Dataset items:
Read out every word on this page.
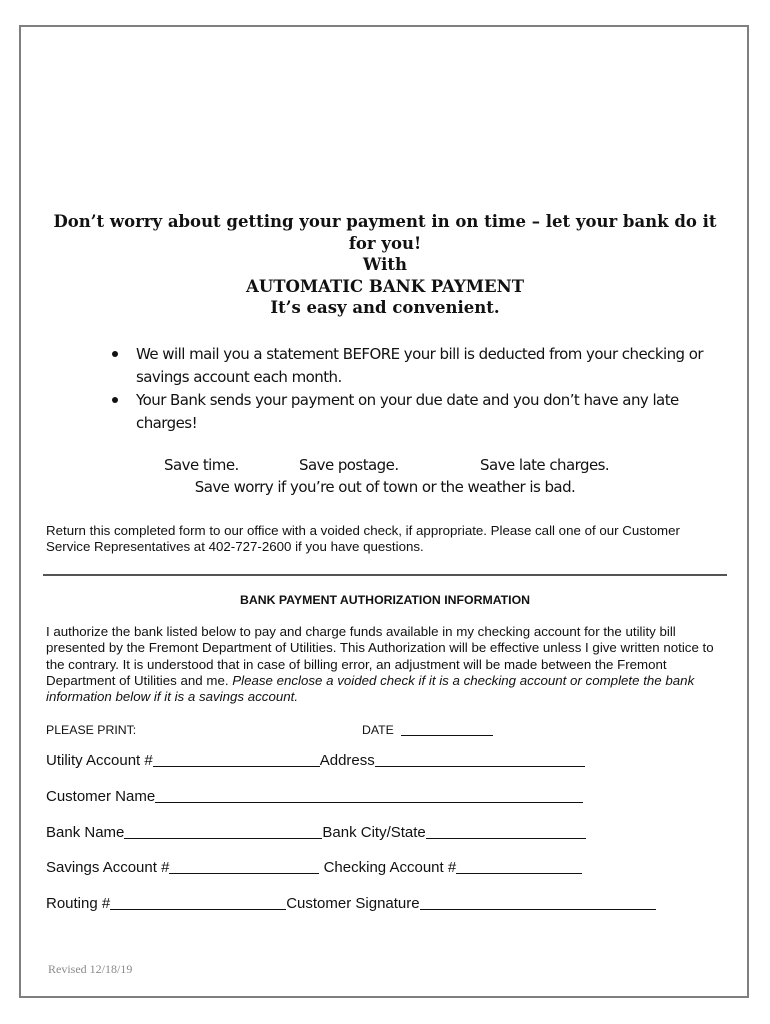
Don’t worry about getting your payment in on time – let your bank do it
for you!
With
AUTOMATIC BANK PAYMENT
It’s easy and convenient.
We will mail you a statement BEFORE your bill is deducted from your checking or savings account each month.
Your Bank sends your payment on your due date and you don’t have any late charges!
Save time.	Save postage.	Save late charges.
Save worry if you’re out of town or the weather is bad.
Return this completed form to our office with a voided check, if appropriate. Please call one of our Customer Service Representatives at 402-727-2600 if you have questions.
BANK PAYMENT AUTHORIZATION INFORMATION
I authorize the bank listed below to pay and charge funds available in my checking account for the utility bill presented by the Fremont Department of Utilities. This Authorization will be effective unless I give written notice to the contrary. It is understood that in case of billing error, an adjustment will be made between the Fremont Department of Utilities and me. Please enclose a voided check if it is a checking account or complete the bank information below if it is a savings account.
PLEASE PRINT:	DATE
Utility Account #	Address
Customer Name
Bank Name	Bank City/State
Savings Account #	Checking Account #
Routing #	Customer Signature
Revised 12/18/19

--- Work required ---
Your task is to retype all the entries exactly and leave out any pictures.

--- Result ---
Read out every word on this page.
Don’t worry about getting your payment in on time – let your bank do it
for you!
With
AUTOMATIC BANK PAYMENT
It’s easy and convenient.
We will mail you a statement BEFORE your bill is deducted from your checking or savings account each month.
Your Bank sends your payment on your due date and you don’t have any late charges!
Save time.	Save postage.	Save late charges.
Save worry if you’re out of town or the weather is bad.
Return this completed form to our office with a voided check, if appropriate. Please call one of our Customer Service Representatives at 402-727-2600 if you have questions.
BANK PAYMENT AUTHORIZATION INFORMATION
I authorize the bank listed below to pay and charge funds available in my checking account for the utility bill presented by the Fremont Department of Utilities. This Authorization will be effective unless I give written notice to the contrary. It is understood that in case of billing error, an adjustment will be made between the Fremont Department of Utilities and me. Please enclose a voided check if it is a checking account or complete the bank information below if it is a savings account.
PLEASE PRINT:	DATE
Utility Account #	Address
Customer Name
Bank Name	Bank City/State
Savings Account #	Checking Account #
Routing #	Customer Signature
Revised 12/18/19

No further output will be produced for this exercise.